──────── Exercise material ────────

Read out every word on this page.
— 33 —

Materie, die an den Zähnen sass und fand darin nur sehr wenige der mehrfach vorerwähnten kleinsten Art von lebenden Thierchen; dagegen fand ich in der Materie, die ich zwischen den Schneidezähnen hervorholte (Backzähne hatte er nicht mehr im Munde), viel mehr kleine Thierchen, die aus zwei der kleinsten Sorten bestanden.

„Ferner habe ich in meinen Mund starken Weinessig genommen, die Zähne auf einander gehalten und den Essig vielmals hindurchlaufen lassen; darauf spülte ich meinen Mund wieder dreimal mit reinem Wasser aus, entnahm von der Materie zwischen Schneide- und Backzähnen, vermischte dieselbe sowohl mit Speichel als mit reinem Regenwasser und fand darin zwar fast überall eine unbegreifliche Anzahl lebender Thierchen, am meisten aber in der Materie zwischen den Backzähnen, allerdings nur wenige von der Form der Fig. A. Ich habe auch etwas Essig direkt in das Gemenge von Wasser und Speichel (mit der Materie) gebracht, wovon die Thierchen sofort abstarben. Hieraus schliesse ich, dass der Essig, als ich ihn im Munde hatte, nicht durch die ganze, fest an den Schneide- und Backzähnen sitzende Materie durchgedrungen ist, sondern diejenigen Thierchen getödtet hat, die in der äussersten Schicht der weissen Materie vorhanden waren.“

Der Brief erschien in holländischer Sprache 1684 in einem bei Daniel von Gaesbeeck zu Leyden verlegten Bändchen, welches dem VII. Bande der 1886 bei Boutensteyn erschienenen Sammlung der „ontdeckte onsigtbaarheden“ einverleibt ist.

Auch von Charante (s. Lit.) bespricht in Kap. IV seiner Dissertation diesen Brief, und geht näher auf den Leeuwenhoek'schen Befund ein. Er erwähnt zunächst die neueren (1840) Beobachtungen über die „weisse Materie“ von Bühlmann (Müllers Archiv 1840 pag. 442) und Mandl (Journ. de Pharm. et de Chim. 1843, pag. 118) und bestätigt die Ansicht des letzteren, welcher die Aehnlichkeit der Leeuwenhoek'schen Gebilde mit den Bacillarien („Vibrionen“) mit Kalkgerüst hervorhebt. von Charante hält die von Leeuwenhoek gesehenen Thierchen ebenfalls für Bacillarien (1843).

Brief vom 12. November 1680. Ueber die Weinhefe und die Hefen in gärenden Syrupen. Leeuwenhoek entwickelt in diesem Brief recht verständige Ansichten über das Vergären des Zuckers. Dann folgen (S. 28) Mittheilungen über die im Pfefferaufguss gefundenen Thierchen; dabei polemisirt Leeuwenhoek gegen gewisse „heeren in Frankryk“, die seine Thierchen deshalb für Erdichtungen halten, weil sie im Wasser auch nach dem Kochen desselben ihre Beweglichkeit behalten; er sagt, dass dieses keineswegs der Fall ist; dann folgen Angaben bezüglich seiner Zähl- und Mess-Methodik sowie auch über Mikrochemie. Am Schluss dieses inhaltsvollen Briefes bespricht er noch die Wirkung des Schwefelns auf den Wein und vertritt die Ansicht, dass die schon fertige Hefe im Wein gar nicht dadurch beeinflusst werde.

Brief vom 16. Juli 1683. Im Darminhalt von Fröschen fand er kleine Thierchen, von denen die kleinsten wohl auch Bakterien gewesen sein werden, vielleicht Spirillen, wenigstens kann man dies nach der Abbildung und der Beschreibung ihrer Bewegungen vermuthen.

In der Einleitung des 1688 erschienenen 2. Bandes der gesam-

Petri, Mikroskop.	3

────────

--- What you need to do ---
State the number of lines in the data above that include the word "erschienenen", leaving out any other words.

--- Solution below ---
2